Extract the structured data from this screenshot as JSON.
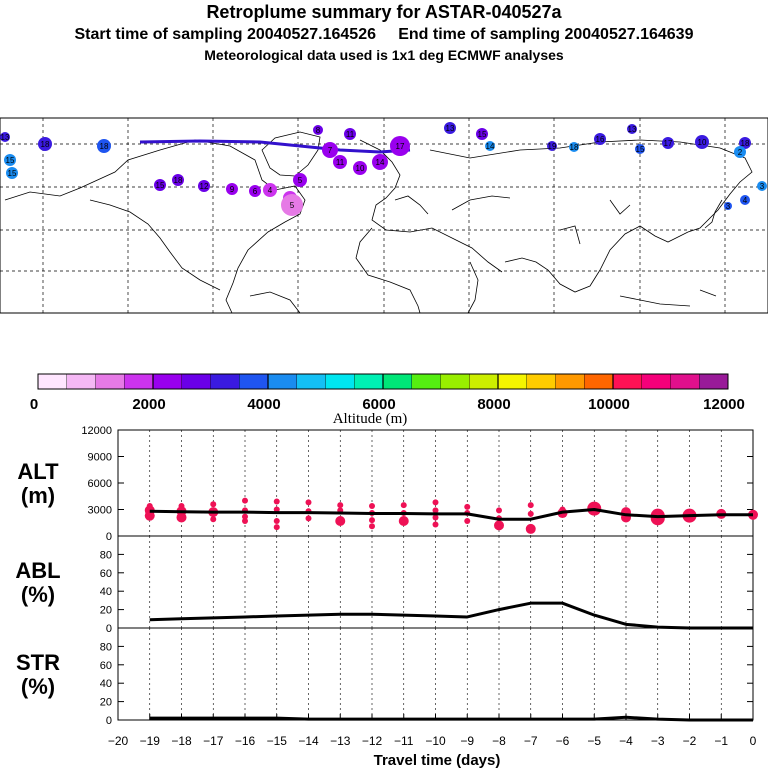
{
  "header": {
    "title": "Retroplume summary for ASTAR-040527a",
    "sampling_line": "Start time of sampling 20040527.164526     End time of sampling 20040527.164639",
    "met_line": "Meteorological data used is 1x1 deg ECMWF analyses"
  },
  "colors": {
    "ink": "#000000",
    "dot": "#ee1155",
    "track": "#3311cc"
  },
  "map": {
    "label_numbers": [
      "13",
      "18",
      "18",
      "15",
      "15",
      "15",
      "18",
      "12",
      "9",
      "6",
      "4",
      "1",
      "5",
      "8",
      "11",
      "7",
      "14",
      "10",
      "11",
      "17",
      "13",
      "15",
      "14",
      "19",
      "18",
      "16",
      "13",
      "15",
      "17",
      "10",
      "18",
      "2",
      "3",
      "3",
      "4",
      "5"
    ]
  },
  "colorbar": {
    "tick_labels": [
      "0",
      "2000",
      "4000",
      "6000",
      "8000",
      "10000",
      "12000"
    ],
    "label": "Altitude (m)",
    "colors": [
      "#ffe6ff",
      "#f5b8f5",
      "#e67ae6",
      "#cc33ee",
      "#9900ee",
      "#6a00e8",
      "#3a1ae0",
      "#1f55f0",
      "#1a8cf0",
      "#14c0f5",
      "#00e6f0",
      "#00f0b4",
      "#00e678",
      "#55ee11",
      "#99ee00",
      "#ccee00",
      "#f5f500",
      "#ffcc00",
      "#ff9900",
      "#ff6600",
      "#ff1155",
      "#f5007a",
      "#e0108c",
      "#991a99"
    ]
  },
  "chart_data": [
    {
      "type": "line",
      "name": "ALT",
      "ylabel": "ALT\n(m)",
      "ylim": [
        0,
        12000
      ],
      "yticks": [
        0,
        3000,
        6000,
        9000,
        12000
      ],
      "x": [
        -19,
        -18,
        -17,
        -16,
        -15,
        -14,
        -13,
        -12,
        -11,
        -10,
        -9,
        -8,
        -7,
        -6,
        -5,
        -4,
        -3,
        -2,
        -1,
        0
      ],
      "values": [
        2800,
        2750,
        2700,
        2700,
        2650,
        2650,
        2600,
        2550,
        2550,
        2500,
        2500,
        1900,
        1900,
        2700,
        3000,
        2400,
        2200,
        2300,
        2400,
        2400
      ],
      "scatter": [
        {
          "x": -19,
          "y": 2900,
          "s": 2
        },
        {
          "x": -19,
          "y": 2300,
          "s": 2
        },
        {
          "x": -19,
          "y": 3400,
          "s": 1
        },
        {
          "x": -18,
          "y": 3400,
          "s": 1
        },
        {
          "x": -18,
          "y": 2800,
          "s": 2
        },
        {
          "x": -18,
          "y": 2100,
          "s": 2
        },
        {
          "x": -17,
          "y": 3600,
          "s": 1
        },
        {
          "x": -17,
          "y": 2700,
          "s": 2
        },
        {
          "x": -17,
          "y": 1900,
          "s": 1
        },
        {
          "x": -16,
          "y": 4000,
          "s": 1
        },
        {
          "x": -16,
          "y": 2900,
          "s": 1
        },
        {
          "x": -16,
          "y": 2200,
          "s": 1
        },
        {
          "x": -16,
          "y": 1700,
          "s": 1
        },
        {
          "x": -15,
          "y": 3900,
          "s": 1
        },
        {
          "x": -15,
          "y": 3000,
          "s": 1
        },
        {
          "x": -15,
          "y": 1700,
          "s": 1
        },
        {
          "x": -15,
          "y": 1000,
          "s": 1
        },
        {
          "x": -14,
          "y": 3800,
          "s": 1
        },
        {
          "x": -14,
          "y": 2800,
          "s": 1
        },
        {
          "x": -14,
          "y": 2000,
          "s": 1
        },
        {
          "x": -13,
          "y": 3500,
          "s": 1
        },
        {
          "x": -13,
          "y": 2900,
          "s": 1
        },
        {
          "x": -13,
          "y": 1700,
          "s": 2
        },
        {
          "x": -12,
          "y": 3400,
          "s": 1
        },
        {
          "x": -12,
          "y": 2600,
          "s": 1
        },
        {
          "x": -12,
          "y": 1800,
          "s": 1
        },
        {
          "x": -12,
          "y": 1100,
          "s": 1
        },
        {
          "x": -11,
          "y": 3500,
          "s": 1
        },
        {
          "x": -11,
          "y": 2600,
          "s": 1
        },
        {
          "x": -11,
          "y": 1700,
          "s": 2
        },
        {
          "x": -10,
          "y": 3800,
          "s": 1
        },
        {
          "x": -10,
          "y": 2900,
          "s": 1
        },
        {
          "x": -10,
          "y": 2100,
          "s": 1
        },
        {
          "x": -10,
          "y": 1300,
          "s": 1
        },
        {
          "x": -9,
          "y": 3300,
          "s": 1
        },
        {
          "x": -9,
          "y": 2600,
          "s": 1
        },
        {
          "x": -9,
          "y": 1700,
          "s": 1
        },
        {
          "x": -8,
          "y": 2900,
          "s": 1
        },
        {
          "x": -8,
          "y": 2000,
          "s": 1
        },
        {
          "x": -8,
          "y": 1200,
          "s": 2
        },
        {
          "x": -7,
          "y": 3500,
          "s": 1
        },
        {
          "x": -7,
          "y": 2500,
          "s": 1
        },
        {
          "x": -7,
          "y": 800,
          "s": 2
        },
        {
          "x": -6,
          "y": 3000,
          "s": 1
        },
        {
          "x": -6,
          "y": 2600,
          "s": 2
        },
        {
          "x": -5,
          "y": 3100,
          "s": 3
        },
        {
          "x": -4,
          "y": 2700,
          "s": 2
        },
        {
          "x": -4,
          "y": 2100,
          "s": 2
        },
        {
          "x": -3,
          "y": 2300,
          "s": 3
        },
        {
          "x": -3,
          "y": 2000,
          "s": 3
        },
        {
          "x": -2,
          "y": 2300,
          "s": 3
        },
        {
          "x": -1,
          "y": 2500,
          "s": 2
        },
        {
          "x": 0,
          "y": 2400,
          "s": 2
        }
      ]
    },
    {
      "type": "line",
      "name": "ABL",
      "ylabel": "ABL\n(%)",
      "ylim": [
        0,
        100
      ],
      "yticks": [
        0,
        20,
        40,
        60,
        80,
        100
      ],
      "x": [
        -19,
        -18,
        -17,
        -16,
        -15,
        -14,
        -13,
        -12,
        -11,
        -10,
        -9,
        -8,
        -7,
        -6,
        -5,
        -4,
        -3,
        -2,
        -1,
        0
      ],
      "values": [
        9,
        10,
        11,
        12,
        13,
        14,
        15,
        15,
        14,
        13,
        12,
        20,
        27,
        27,
        14,
        4,
        1,
        0,
        0,
        0
      ]
    },
    {
      "type": "line",
      "name": "STR",
      "ylabel": "STR\n(%)",
      "ylim": [
        0,
        100
      ],
      "yticks": [
        0,
        20,
        40,
        60,
        80,
        100
      ],
      "x": [
        -19,
        -18,
        -17,
        -16,
        -15,
        -14,
        -13,
        -12,
        -11,
        -10,
        -9,
        -8,
        -7,
        -6,
        -5,
        -4,
        -3,
        -2,
        -1,
        0
      ],
      "values": [
        2,
        2,
        2,
        2,
        2,
        1,
        1,
        1,
        1,
        1,
        1,
        1,
        1,
        1,
        1,
        3,
        1,
        0,
        0,
        0
      ]
    }
  ],
  "xaxis": {
    "tick_labels": [
      "−20",
      "−19",
      "−18",
      "−17",
      "−16",
      "−15",
      "−14",
      "−13",
      "−12",
      "−11",
      "−10",
      "−9",
      "−8",
      "−7",
      "−6",
      "−5",
      "−4",
      "−3",
      "−2",
      "−1",
      "0"
    ],
    "label": "Travel time (days)"
  }
}
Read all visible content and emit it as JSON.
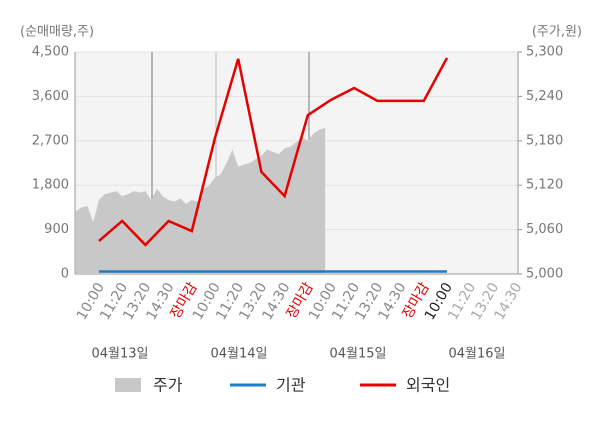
{
  "chart_data": {
    "type": "line",
    "y_label": "(순매매량,주)",
    "y2_label": "(주가,원)",
    "categories": [
      "10:00",
      "11:20",
      "13:20",
      "14:30",
      "장마감",
      "10:00",
      "11:20",
      "13:20",
      "14:30",
      "장마감",
      "10:00",
      "11:20",
      "13:20",
      "14:30",
      "장마감",
      "10:00",
      "11:20",
      "13:20",
      "14:30"
    ],
    "category_colors": [
      "#888888",
      "#888888",
      "#888888",
      "#888888",
      "#e60000",
      "#888888",
      "#888888",
      "#888888",
      "#888888",
      "#e60000",
      "#888888",
      "#888888",
      "#888888",
      "#888888",
      "#e60000",
      "#222222",
      "#aaaaaa",
      "#aaaaaa",
      "#aaaaaa"
    ],
    "dates": [
      "04월13일",
      "04월14일",
      "04월15일",
      "04월16일"
    ],
    "ylim": [
      0,
      4500
    ],
    "yticks": [
      0,
      900,
      {
        "value": 1800,
        "label": "1,800"
      },
      {
        "value": 2700,
        "label": "2,700"
      },
      {
        "value": 3600,
        "label": "3,600"
      },
      {
        "value": 4500,
        "label": "4,500"
      }
    ],
    "y2lim": [
      5000,
      5300
    ],
    "y2ticks": [
      {
        "value": 5000,
        "label": "5,000"
      },
      {
        "value": 5060,
        "label": "5,060"
      },
      {
        "value": 5120,
        "label": "5,120"
      },
      {
        "value": 5180,
        "label": "5,180"
      },
      {
        "value": 5240,
        "label": "5,240"
      },
      {
        "value": 5300,
        "label": "5,300"
      }
    ],
    "series": [
      {
        "name": "주가",
        "color": "#c8c8c8",
        "axis": "y2",
        "kind": "area",
        "x": [
          -1,
          -0.75,
          -0.5,
          -0.25,
          0,
          0.25,
          0.5,
          0.75,
          1,
          1.25,
          1.5,
          1.75,
          2,
          2.25,
          2.5,
          2.75,
          3,
          3.25,
          3.5,
          3.75,
          4,
          4.25,
          4.5,
          4.75,
          5,
          5.25,
          5.5,
          5.75,
          6,
          6.25,
          6.5,
          6.75,
          7,
          7.25,
          7.5,
          7.75,
          8,
          8.25,
          8.5,
          8.75,
          9,
          9.25,
          9.5,
          9.75
        ],
        "values": [
          5085,
          5090,
          5092,
          5070,
          5100,
          5108,
          5110,
          5112,
          5105,
          5108,
          5112,
          5110,
          5112,
          5100,
          5115,
          5105,
          5100,
          5098,
          5102,
          5095,
          5100,
          5098,
          5115,
          5120,
          5130,
          5135,
          5150,
          5168,
          5145,
          5148,
          5150,
          5155,
          5160,
          5168,
          5165,
          5162,
          5170,
          5172,
          5178,
          5185,
          5180,
          5190,
          5195,
          5198
        ]
      },
      {
        "name": "기관",
        "color": "#1f7fc4",
        "values": [
          50,
          50,
          50,
          50,
          50,
          50,
          50,
          50,
          50,
          50,
          50,
          50,
          50,
          50,
          50,
          50,
          null,
          null,
          null
        ]
      },
      {
        "name": "외국인",
        "color": "#e60000",
        "values": [
          670,
          1075,
          590,
          1075,
          870,
          2760,
          4360,
          2070,
          1580,
          3220,
          3530,
          3770,
          3510,
          3510,
          3510,
          4380,
          null,
          null,
          null
        ]
      }
    ]
  }
}
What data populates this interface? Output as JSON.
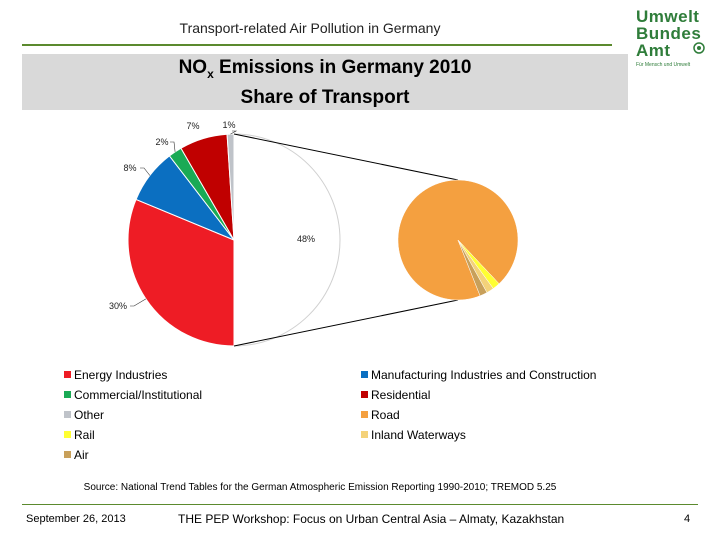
{
  "header": {
    "title": "Transport-related Air Pollution in Germany"
  },
  "logo": {
    "line1": "Umwelt",
    "line2": "Bundes",
    "line3": "Amt",
    "tagline": "Für Mensch und Umwelt",
    "color": "#2f7d3a"
  },
  "chart_data": {
    "type": "pie",
    "title_main": "NO",
    "title_sub": "x",
    "title_rest": " Emissions in Germany 2010",
    "title_line2": "Share of Transport",
    "main_pie": [
      {
        "name": "Transport",
        "value": 48,
        "label": "48%",
        "color": "#ffffff"
      },
      {
        "name": "Energy Industries",
        "value": 30,
        "label": "30%",
        "color": "#ee1c25"
      },
      {
        "name": "Manufacturing Industries and Construction",
        "value": 8,
        "label": "8%",
        "color": "#0b6fc1"
      },
      {
        "name": "Commercial/Institutional",
        "value": 2,
        "label": "2%",
        "color": "#1aaa55"
      },
      {
        "name": "Residential",
        "value": 7,
        "label": "7%",
        "color": "#c00000"
      },
      {
        "name": "Other",
        "value": 1,
        "label": "1%",
        "color": "#bfc3c9"
      }
    ],
    "transport_breakdown": [
      {
        "name": "Road",
        "value": 94,
        "color": "#f4a040"
      },
      {
        "name": "Rail",
        "value": 2,
        "color": "#ffff33"
      },
      {
        "name": "Inland Waterways",
        "value": 2,
        "color": "#f4d27a"
      },
      {
        "name": "Air",
        "value": 2,
        "color": "#c8a05a"
      }
    ]
  },
  "legend": [
    {
      "label": "Energy Industries",
      "color": "#ee1c25"
    },
    {
      "label": "Manufacturing Industries and Construction",
      "color": "#0b6fc1"
    },
    {
      "label": "Commercial/Institutional",
      "color": "#1aaa55"
    },
    {
      "label": "Residential",
      "color": "#c00000"
    },
    {
      "label": "Other",
      "color": "#bfc3c9"
    },
    {
      "label": "Road",
      "color": "#f4a040"
    },
    {
      "label": "Rail",
      "color": "#ffff33"
    },
    {
      "label": "Inland Waterways",
      "color": "#f4d27a"
    },
    {
      "label": "Air",
      "color": "#c8a05a"
    }
  ],
  "source": "Source: National Trend Tables for the German Atmospheric Emission Reporting 1990-2010; TREMOD 5.25",
  "footer": {
    "date": "September 26, 2013",
    "event": "THE PEP Workshop: Focus on Urban Central Asia – Almaty, Kazakhstan",
    "page": "4"
  }
}
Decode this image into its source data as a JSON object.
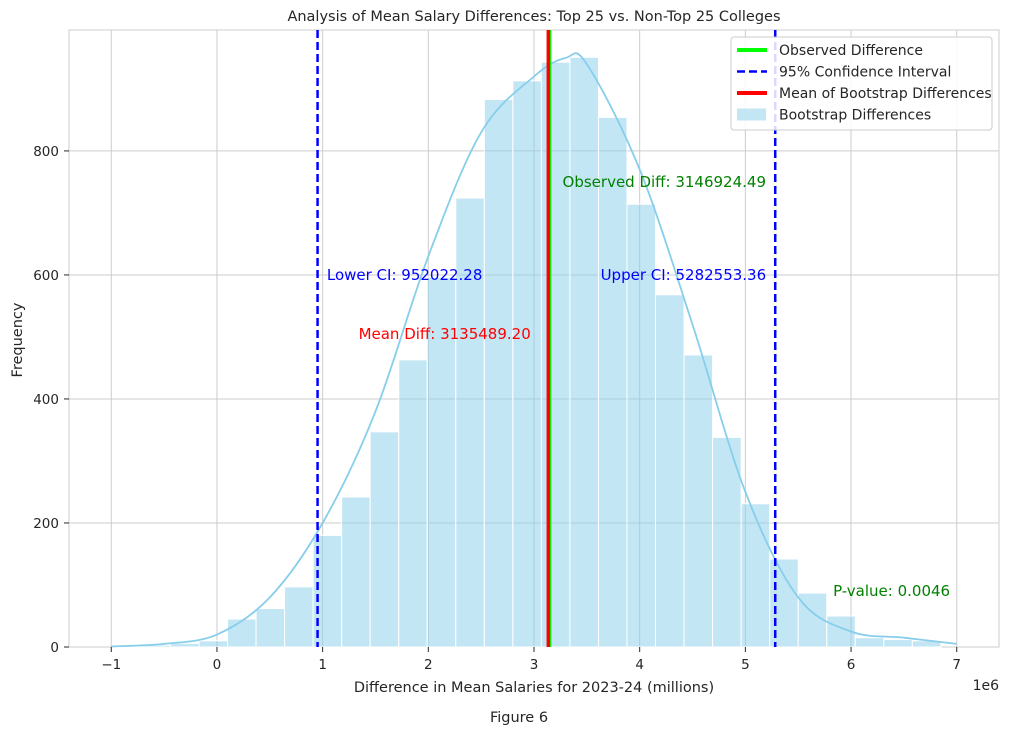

━━━━

## What to work on
Among the lines of the listing, how many hold the string "Construction"? Respond with only the number.

## Result for this task
2